— begin —
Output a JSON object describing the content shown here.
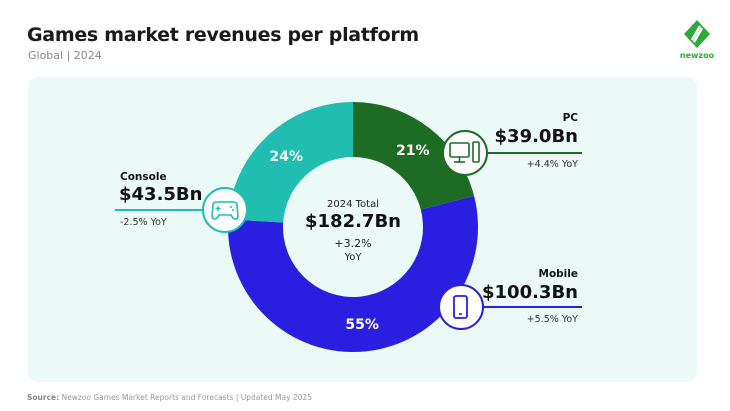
{
  "header": {
    "title": "Games market revenues per platform",
    "subtitle": "Global | 2024",
    "logo_text": "newzoo"
  },
  "footer": {
    "source_label": "Source:",
    "source_text": " Newzoo Games Market Reports and Forecasts | Updated May 2025"
  },
  "colors": {
    "pc": "#1e6b23",
    "mobile": "#2a1fe0",
    "console": "#20bdb0",
    "background": "#ebfaf6",
    "brand": "#2fa83a"
  },
  "chart_data": {
    "type": "pie",
    "donut": true,
    "title": "Games market revenues per platform",
    "subtitle": "Global | 2024",
    "center": {
      "label": "2024 Total",
      "value": "$182.7Bn",
      "change": "+3.2%",
      "change_unit": "YoY"
    },
    "slices": [
      {
        "name": "PC",
        "percent": 21,
        "percent_label": "21%",
        "revenue": "$39.0Bn",
        "yoy": "+4.4% YoY",
        "color": "#1e6b23",
        "icon": "desktop-computer-icon"
      },
      {
        "name": "Mobile",
        "percent": 55,
        "percent_label": "55%",
        "revenue": "$100.3Bn",
        "yoy": "+5.5% YoY",
        "color": "#2a1fe0",
        "icon": "smartphone-icon"
      },
      {
        "name": "Console",
        "percent": 24,
        "percent_label": "24%",
        "revenue": "$43.5Bn",
        "yoy": "-2.5% YoY",
        "color": "#20bdb0",
        "icon": "gamepad-icon"
      }
    ]
  }
}
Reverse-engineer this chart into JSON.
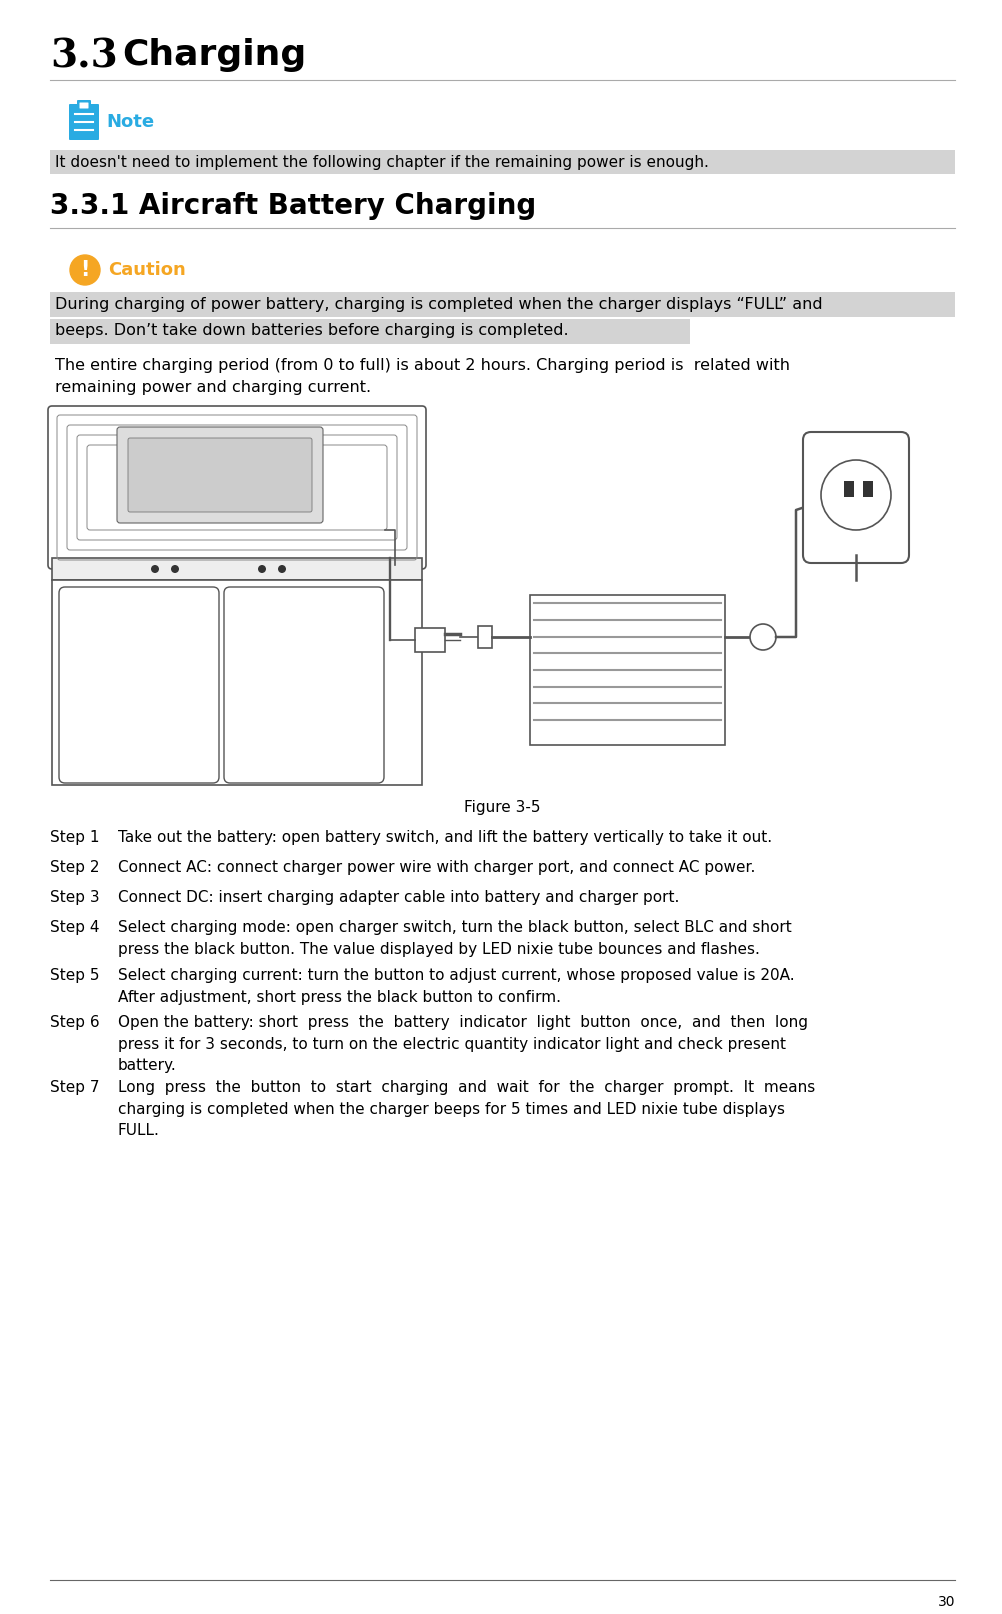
{
  "title_num": "3.3",
  "title_word": "Charging",
  "section_title": "3.3.1 Aircraft Battery Charging",
  "note_text": "It doesn't need to implement the following chapter if the remaining power is enough.",
  "caution_line1": "During charging of power battery, charging is completed when the charger displays “FULL” and",
  "caution_line2": "beeps. Don’t take down batteries before charging is completed.",
  "para_line1": "The entire charging period (from 0 to full) is about 2 hours. Charging period is  related with",
  "para_line2": "remaining power and charging current.",
  "figure_label": "Figure 3-5",
  "steps": [
    [
      "Step 1",
      "Take out the battery: open battery switch, and lift the battery vertically to take it out."
    ],
    [
      "Step 2",
      "Connect AC: connect charger power wire with charger port, and connect AC power."
    ],
    [
      "Step 3",
      "Connect DC: insert charging adapter cable into battery and charger port."
    ],
    [
      "Step 4",
      "Select charging mode: open charger switch, turn the black button, select BLC and short\npress the black button. The value displayed by LED nixie tube bounces and flashes."
    ],
    [
      "Step 5",
      "Select charging current: turn the button to adjust current, whose proposed value is 20A.\nAfter adjustment, short press the black button to confirm."
    ],
    [
      "Step 6",
      "Open the battery: short  press  the  battery  indicator  light  button  once,  and  then  long\npress it for 3 seconds, to turn on the electric quantity indicator light and check present\nbattery."
    ],
    [
      "Step 7",
      "Long  press  the  button  to  start  charging  and  wait  for  the  charger  prompt.  It  means\ncharging is completed when the charger beeps for 5 times and LED nixie tube displays\nFULL."
    ]
  ],
  "page_number": "30",
  "bg_color": "#ffffff",
  "text_color": "#000000",
  "note_color": "#29abe2",
  "caution_color": "#f5a623",
  "highlight_color": "#d3d3d3",
  "line_color": "#aaaaaa"
}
— end —
Retype the whole listing exactly and leave the pictures out.

### Answer to this task
Output a JSON object describing the content shown here.
{
  "header": {
    "title": "Games market revenues per platform",
    "subtitle": "Global | 2024",
    "logo_text": "newzoo"
  },
  "footer": {
    "source_label": "Source:",
    "source_text": " Newzoo Games Market Reports and Forecasts | Updated May 2025"
  },
  "colors": {
    "pc": "#1e6b23",
    "mobile": "#2a1fe0",
    "console": "#20bdb0",
    "background": "#ebfaf6",
    "brand": "#2fa83a"
  },
  "chart_data": {
    "type": "pie",
    "donut": true,
    "title": "Games market revenues per platform",
    "subtitle": "Global | 2024",
    "center": {
      "label": "2024 Total",
      "value": "$182.7Bn",
      "change": "+3.2%",
      "change_unit": "YoY"
    },
    "slices": [
      {
        "name": "PC",
        "percent": 21,
        "percent_label": "21%",
        "revenue": "$39.0Bn",
        "yoy": "+4.4% YoY",
        "color": "#1e6b23",
        "icon": "desktop-computer-icon"
      },
      {
        "name": "Mobile",
        "percent": 55,
        "percent_label": "55%",
        "revenue": "$100.3Bn",
        "yoy": "+5.5% YoY",
        "color": "#2a1fe0",
        "icon": "smartphone-icon"
      },
      {
        "name": "Console",
        "percent": 24,
        "percent_label": "24%",
        "revenue": "$43.5Bn",
        "yoy": "-2.5% YoY",
        "color": "#20bdb0",
        "icon": "gamepad-icon"
      }
    ]
  }
}
Reverse-engineer this chart into JSON.
{
  "title_num": "3.3",
  "title_word": "Charging",
  "section_title": "3.3.1 Aircraft Battery Charging",
  "note_text": "It doesn't need to implement the following chapter if the remaining power is enough.",
  "caution_line1": "During charging of power battery, charging is completed when the charger displays “FULL” and",
  "caution_line2": "beeps. Don’t take down batteries before charging is completed.",
  "para_line1": "The entire charging period (from 0 to full) is about 2 hours. Charging period is  related with",
  "para_line2": "remaining power and charging current.",
  "figure_label": "Figure 3-5",
  "steps": [
    [
      "Step 1",
      "Take out the battery: open battery switch, and lift the battery vertically to take it out."
    ],
    [
      "Step 2",
      "Connect AC: connect charger power wire with charger port, and connect AC power."
    ],
    [
      "Step 3",
      "Connect DC: insert charging adapter cable into battery and charger port."
    ],
    [
      "Step 4",
      "Select charging mode: open charger switch, turn the black button, select BLC and short\npress the black button. The value displayed by LED nixie tube bounces and flashes."
    ],
    [
      "Step 5",
      "Select charging current: turn the button to adjust current, whose proposed value is 20A.\nAfter adjustment, short press the black button to confirm."
    ],
    [
      "Step 6",
      "Open the battery: short  press  the  battery  indicator  light  button  once,  and  then  long\npress it for 3 seconds, to turn on the electric quantity indicator light and check present\nbattery."
    ],
    [
      "Step 7",
      "Long  press  the  button  to  start  charging  and  wait  for  the  charger  prompt.  It  means\ncharging is completed when the charger beeps for 5 times and LED nixie tube displays\nFULL."
    ]
  ],
  "page_number": "30",
  "bg_color": "#ffffff",
  "text_color": "#000000",
  "note_color": "#29abe2",
  "caution_color": "#f5a623",
  "highlight_color": "#d3d3d3",
  "line_color": "#aaaaaa"
}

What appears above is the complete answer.